-- Input rows --
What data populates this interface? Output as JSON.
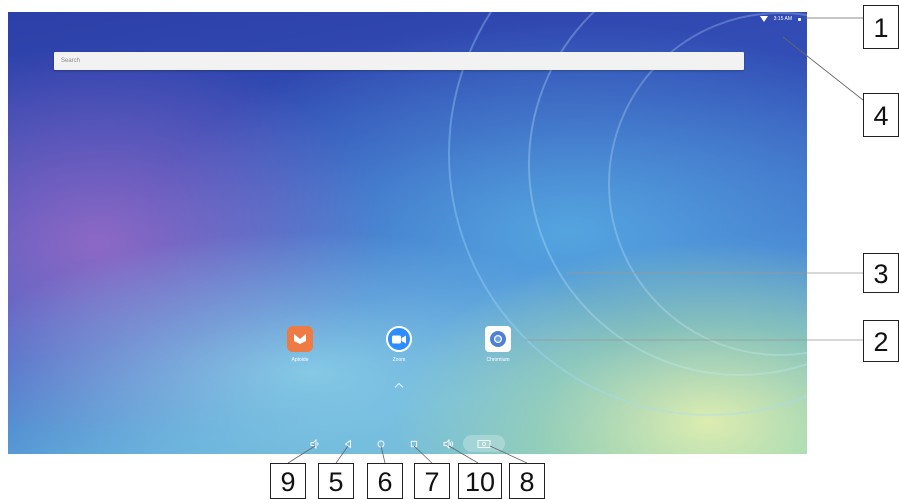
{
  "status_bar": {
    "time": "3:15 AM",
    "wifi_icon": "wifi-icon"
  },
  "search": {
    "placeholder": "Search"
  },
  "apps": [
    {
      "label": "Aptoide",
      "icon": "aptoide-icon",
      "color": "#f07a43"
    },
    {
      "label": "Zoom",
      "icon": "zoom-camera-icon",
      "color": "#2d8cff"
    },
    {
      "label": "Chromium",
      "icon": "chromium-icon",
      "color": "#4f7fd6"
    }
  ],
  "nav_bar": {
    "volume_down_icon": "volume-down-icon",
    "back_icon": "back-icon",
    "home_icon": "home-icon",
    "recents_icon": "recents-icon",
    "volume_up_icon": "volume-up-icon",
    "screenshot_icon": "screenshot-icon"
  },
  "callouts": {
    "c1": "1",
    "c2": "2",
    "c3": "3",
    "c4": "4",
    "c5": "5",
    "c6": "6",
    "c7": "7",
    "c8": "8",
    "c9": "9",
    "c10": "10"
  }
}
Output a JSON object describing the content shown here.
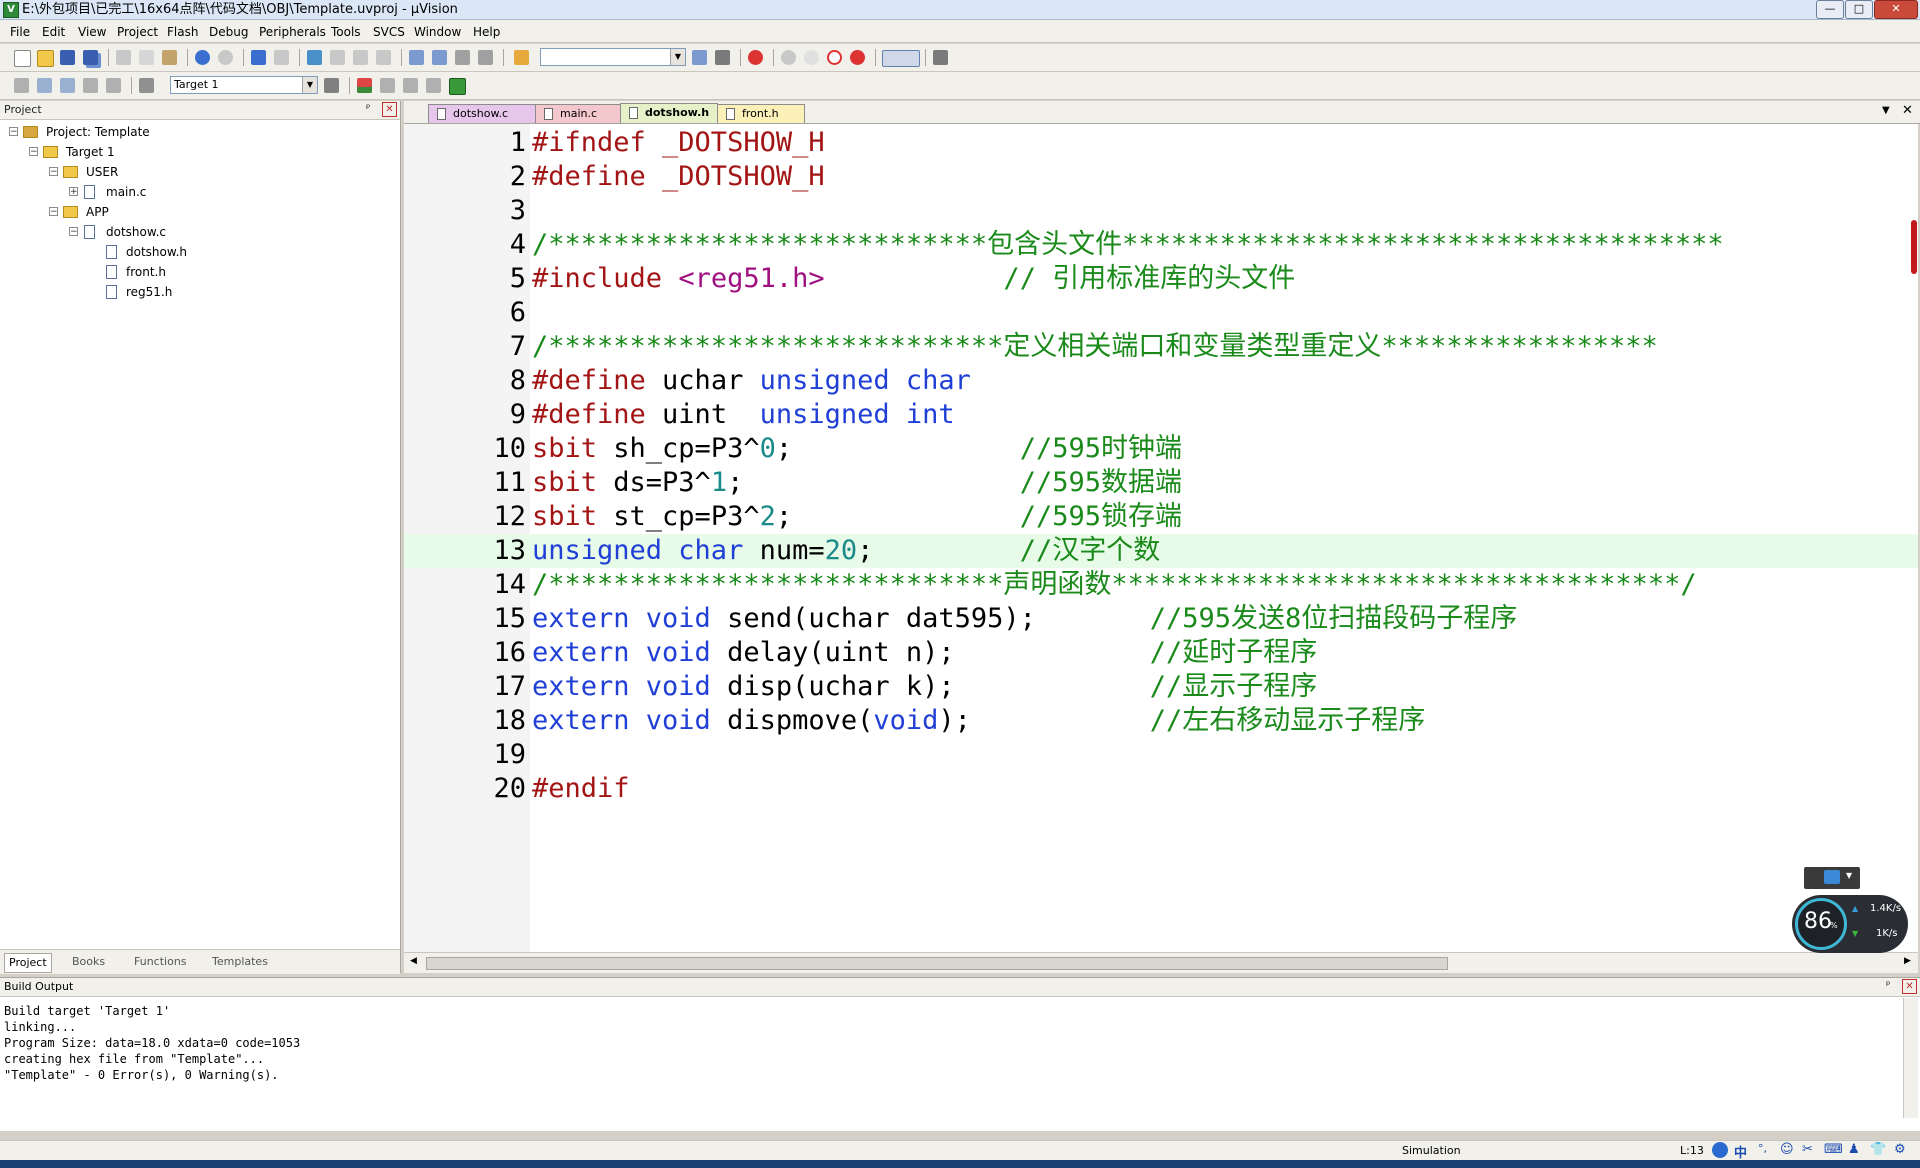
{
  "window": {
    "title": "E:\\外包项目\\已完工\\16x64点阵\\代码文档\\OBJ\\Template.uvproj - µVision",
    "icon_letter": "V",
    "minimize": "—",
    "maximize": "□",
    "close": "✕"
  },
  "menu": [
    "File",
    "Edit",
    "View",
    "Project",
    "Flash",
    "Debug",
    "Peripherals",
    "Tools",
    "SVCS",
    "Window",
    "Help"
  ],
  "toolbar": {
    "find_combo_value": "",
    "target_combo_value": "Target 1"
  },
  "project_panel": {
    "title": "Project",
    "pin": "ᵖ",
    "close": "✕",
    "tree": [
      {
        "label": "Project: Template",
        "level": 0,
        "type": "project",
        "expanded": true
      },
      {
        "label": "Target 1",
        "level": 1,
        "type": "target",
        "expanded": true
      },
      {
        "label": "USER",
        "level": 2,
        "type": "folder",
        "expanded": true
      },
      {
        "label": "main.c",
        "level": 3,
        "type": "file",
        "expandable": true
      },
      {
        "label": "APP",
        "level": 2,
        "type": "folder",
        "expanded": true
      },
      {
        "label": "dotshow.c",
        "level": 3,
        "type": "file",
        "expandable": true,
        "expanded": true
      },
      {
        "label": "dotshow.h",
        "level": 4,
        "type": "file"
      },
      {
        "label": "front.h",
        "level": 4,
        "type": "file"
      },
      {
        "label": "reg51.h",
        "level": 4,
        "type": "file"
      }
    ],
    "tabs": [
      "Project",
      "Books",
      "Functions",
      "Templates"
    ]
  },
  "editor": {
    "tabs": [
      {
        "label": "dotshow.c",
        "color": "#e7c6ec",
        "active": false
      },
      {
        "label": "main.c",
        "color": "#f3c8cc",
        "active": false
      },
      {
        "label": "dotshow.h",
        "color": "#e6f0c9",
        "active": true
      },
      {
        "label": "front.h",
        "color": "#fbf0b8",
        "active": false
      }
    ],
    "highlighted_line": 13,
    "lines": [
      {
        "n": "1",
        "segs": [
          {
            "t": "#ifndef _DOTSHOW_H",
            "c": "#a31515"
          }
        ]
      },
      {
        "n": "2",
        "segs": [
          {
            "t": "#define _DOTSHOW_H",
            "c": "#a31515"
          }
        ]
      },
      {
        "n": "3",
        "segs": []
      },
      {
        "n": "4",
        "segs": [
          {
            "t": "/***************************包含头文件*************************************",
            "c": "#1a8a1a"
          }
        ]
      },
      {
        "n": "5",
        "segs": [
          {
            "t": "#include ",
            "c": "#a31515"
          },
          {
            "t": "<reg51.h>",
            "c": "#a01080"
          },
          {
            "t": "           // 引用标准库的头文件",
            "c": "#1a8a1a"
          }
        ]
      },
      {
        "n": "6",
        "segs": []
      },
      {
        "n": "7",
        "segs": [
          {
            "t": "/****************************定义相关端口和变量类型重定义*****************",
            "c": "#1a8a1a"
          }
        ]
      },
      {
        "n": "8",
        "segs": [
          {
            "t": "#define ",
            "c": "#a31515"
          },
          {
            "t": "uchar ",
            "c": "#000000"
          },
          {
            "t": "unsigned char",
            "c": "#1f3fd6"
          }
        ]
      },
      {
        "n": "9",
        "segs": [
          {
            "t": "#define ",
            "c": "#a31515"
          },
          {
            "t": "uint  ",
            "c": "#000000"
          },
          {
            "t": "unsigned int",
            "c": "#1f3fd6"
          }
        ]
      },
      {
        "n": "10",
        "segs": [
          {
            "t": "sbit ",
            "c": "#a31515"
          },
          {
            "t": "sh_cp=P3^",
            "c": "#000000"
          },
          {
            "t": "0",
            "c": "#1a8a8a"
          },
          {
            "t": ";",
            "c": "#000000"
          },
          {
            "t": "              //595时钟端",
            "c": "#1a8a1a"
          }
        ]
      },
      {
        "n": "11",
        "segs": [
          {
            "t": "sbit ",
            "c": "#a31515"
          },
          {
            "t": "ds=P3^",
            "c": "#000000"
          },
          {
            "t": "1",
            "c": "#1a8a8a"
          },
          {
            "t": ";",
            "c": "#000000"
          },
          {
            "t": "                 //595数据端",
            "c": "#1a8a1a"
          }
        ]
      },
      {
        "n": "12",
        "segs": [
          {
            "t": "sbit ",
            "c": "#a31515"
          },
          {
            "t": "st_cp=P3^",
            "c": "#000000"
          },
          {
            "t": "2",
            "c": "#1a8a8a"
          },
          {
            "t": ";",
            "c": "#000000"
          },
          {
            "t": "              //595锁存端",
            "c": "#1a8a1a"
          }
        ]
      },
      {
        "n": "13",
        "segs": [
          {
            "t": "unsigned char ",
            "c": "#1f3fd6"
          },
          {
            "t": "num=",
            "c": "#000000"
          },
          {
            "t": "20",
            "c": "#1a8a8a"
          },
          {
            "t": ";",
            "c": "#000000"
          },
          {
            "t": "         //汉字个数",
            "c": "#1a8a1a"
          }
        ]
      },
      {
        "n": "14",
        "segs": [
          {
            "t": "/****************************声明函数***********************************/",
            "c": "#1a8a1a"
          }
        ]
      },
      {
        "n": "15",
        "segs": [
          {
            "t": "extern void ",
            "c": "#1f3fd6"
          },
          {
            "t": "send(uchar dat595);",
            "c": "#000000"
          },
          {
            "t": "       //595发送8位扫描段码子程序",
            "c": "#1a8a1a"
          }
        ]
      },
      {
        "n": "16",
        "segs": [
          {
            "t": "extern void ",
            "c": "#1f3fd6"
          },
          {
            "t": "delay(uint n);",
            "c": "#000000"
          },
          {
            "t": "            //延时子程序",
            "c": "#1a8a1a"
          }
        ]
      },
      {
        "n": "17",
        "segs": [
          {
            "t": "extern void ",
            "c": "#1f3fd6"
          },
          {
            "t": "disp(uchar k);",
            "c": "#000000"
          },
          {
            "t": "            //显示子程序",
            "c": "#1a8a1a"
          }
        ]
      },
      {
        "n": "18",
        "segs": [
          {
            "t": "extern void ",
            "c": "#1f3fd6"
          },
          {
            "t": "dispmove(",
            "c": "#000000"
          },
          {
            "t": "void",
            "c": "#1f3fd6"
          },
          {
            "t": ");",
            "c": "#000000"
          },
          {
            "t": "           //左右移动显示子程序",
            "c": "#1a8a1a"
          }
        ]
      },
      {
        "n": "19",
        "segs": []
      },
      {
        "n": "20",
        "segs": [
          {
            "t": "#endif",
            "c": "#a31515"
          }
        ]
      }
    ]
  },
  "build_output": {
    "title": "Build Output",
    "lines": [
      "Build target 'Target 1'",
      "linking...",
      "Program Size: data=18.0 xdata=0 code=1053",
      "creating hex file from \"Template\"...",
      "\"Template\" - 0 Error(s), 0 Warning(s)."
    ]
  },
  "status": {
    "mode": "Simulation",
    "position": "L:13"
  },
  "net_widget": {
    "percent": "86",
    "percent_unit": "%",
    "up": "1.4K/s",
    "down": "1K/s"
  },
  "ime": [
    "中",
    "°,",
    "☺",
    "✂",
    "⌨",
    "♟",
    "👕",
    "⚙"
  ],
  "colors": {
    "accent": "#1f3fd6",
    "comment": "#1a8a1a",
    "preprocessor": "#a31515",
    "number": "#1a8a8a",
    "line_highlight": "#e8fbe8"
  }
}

-- Work to do --
Extract every line containing the string "uchar" from the data above.

-- Correct result --
            "t": "uchar ",
            "t": "send(uchar dat595);",
            "t": "disp(uchar k);",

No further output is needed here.